:: Data to process

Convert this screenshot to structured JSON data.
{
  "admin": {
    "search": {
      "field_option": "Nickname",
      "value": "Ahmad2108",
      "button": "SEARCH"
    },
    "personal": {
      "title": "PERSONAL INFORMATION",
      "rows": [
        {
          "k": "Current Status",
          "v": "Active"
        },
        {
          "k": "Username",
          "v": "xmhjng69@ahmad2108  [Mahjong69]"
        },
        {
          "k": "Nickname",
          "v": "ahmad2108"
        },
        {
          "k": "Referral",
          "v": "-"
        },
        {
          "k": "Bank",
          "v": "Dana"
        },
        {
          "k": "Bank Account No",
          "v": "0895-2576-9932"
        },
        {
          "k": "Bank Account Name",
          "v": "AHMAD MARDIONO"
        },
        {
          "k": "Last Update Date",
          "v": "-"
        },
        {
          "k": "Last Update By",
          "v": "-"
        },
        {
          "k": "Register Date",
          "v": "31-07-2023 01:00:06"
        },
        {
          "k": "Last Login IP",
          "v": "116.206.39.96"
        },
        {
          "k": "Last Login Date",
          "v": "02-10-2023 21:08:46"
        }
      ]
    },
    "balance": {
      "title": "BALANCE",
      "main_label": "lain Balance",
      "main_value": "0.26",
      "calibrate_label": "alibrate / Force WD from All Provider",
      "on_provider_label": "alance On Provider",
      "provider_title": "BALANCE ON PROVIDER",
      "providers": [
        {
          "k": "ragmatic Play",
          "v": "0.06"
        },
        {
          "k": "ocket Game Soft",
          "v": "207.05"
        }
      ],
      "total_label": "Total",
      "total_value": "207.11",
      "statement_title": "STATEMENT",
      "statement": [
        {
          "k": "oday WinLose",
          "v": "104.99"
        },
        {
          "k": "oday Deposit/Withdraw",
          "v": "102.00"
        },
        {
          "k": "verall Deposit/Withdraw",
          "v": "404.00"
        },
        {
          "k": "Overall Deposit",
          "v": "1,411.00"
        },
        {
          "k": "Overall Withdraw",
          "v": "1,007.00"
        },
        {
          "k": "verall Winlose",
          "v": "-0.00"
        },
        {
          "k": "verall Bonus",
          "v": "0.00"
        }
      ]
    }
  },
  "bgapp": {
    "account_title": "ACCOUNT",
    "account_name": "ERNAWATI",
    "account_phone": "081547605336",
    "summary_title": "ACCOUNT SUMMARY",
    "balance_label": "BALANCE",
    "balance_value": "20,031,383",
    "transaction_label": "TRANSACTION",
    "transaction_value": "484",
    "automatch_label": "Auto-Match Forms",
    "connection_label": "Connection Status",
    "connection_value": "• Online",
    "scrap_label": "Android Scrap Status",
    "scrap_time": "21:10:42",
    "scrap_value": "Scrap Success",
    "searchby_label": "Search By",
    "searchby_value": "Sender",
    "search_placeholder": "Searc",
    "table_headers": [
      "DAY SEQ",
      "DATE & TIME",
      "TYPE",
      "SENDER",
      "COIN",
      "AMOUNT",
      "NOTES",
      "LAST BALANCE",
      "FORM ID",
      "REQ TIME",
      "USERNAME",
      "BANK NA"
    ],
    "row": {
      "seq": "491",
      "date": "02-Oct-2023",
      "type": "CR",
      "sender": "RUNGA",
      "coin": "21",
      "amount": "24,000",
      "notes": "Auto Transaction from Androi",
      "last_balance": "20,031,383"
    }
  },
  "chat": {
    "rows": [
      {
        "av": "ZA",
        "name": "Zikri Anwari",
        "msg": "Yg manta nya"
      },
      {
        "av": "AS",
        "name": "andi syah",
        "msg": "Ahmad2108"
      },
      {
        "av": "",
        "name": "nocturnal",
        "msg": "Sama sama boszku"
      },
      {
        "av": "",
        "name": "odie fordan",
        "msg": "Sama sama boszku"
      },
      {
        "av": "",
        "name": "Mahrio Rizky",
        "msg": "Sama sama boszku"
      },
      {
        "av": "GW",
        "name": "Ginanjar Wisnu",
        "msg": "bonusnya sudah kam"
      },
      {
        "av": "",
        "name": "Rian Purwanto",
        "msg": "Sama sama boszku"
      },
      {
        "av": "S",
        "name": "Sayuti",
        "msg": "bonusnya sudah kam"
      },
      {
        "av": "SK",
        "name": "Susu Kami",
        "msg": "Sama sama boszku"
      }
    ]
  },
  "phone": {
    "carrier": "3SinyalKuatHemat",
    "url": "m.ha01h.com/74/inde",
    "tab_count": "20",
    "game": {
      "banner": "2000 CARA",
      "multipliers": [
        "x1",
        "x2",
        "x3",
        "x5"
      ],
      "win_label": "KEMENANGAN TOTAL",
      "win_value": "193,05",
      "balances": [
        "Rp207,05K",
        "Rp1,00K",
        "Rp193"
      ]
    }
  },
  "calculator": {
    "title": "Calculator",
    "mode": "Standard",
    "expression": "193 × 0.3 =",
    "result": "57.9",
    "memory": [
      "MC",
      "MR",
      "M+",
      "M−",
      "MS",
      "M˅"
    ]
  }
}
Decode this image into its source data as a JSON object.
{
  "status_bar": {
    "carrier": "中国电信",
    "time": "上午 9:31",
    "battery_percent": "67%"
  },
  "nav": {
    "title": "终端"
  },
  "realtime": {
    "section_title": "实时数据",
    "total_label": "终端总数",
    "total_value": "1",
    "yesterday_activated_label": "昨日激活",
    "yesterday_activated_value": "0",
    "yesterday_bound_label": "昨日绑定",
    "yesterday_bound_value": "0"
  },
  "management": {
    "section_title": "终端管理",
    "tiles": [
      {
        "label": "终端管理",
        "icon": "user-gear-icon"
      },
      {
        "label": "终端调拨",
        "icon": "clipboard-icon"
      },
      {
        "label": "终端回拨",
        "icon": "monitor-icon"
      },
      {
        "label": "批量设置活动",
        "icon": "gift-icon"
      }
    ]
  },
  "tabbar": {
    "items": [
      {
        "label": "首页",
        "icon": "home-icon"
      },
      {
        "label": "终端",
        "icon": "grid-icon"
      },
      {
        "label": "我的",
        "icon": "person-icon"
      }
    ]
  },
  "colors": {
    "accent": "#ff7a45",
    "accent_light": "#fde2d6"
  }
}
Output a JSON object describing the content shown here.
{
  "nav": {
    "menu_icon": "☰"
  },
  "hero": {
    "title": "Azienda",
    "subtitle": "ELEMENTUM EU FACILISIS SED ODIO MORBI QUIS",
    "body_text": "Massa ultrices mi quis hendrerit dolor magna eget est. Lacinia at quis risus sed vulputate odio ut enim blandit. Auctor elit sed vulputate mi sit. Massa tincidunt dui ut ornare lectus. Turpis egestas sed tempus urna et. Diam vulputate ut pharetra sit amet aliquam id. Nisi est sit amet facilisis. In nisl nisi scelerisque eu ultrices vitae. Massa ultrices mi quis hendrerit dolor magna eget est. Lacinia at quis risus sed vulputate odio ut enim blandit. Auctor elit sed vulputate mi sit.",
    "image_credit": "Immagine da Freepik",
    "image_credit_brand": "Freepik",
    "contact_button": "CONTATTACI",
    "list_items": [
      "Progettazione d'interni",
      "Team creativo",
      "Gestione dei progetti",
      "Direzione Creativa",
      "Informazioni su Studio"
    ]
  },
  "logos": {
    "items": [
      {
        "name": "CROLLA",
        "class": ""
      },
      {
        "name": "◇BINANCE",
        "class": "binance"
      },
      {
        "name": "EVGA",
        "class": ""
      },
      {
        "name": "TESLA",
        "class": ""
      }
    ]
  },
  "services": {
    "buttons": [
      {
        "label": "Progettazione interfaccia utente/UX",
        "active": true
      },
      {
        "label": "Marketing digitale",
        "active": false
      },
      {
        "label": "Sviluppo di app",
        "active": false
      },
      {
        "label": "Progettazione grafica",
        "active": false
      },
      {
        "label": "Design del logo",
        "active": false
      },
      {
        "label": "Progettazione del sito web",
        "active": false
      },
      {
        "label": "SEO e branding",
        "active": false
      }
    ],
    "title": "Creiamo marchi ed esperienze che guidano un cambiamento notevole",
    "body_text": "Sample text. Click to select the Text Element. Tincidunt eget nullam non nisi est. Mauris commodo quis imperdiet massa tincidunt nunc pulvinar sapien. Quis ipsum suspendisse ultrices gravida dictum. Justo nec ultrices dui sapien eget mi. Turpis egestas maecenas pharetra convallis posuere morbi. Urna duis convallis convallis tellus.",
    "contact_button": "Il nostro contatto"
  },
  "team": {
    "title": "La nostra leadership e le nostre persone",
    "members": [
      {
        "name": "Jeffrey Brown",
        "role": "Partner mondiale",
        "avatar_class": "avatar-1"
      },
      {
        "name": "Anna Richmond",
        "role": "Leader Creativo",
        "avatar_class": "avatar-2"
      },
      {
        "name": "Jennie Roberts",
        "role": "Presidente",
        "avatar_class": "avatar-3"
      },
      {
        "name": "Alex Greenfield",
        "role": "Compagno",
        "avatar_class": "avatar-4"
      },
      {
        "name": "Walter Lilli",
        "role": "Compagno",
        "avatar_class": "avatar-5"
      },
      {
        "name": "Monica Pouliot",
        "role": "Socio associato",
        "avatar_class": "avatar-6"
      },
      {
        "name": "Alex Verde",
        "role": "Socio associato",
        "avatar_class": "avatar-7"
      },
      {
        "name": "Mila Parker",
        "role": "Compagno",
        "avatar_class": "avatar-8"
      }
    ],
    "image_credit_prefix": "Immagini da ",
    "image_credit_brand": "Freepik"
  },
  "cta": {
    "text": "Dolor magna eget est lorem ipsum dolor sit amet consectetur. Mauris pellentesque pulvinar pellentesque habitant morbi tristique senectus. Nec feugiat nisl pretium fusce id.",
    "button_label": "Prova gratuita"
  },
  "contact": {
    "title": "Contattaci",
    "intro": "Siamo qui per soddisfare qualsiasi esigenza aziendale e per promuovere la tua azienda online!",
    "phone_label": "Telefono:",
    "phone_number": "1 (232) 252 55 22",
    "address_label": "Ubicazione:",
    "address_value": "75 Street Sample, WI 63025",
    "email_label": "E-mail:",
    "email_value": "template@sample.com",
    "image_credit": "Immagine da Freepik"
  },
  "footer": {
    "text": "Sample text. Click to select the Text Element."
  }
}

::::

• [Exercise instructions]
From the material above, count the lines that include "oday" and give only the total.

• [Exercise answer]
2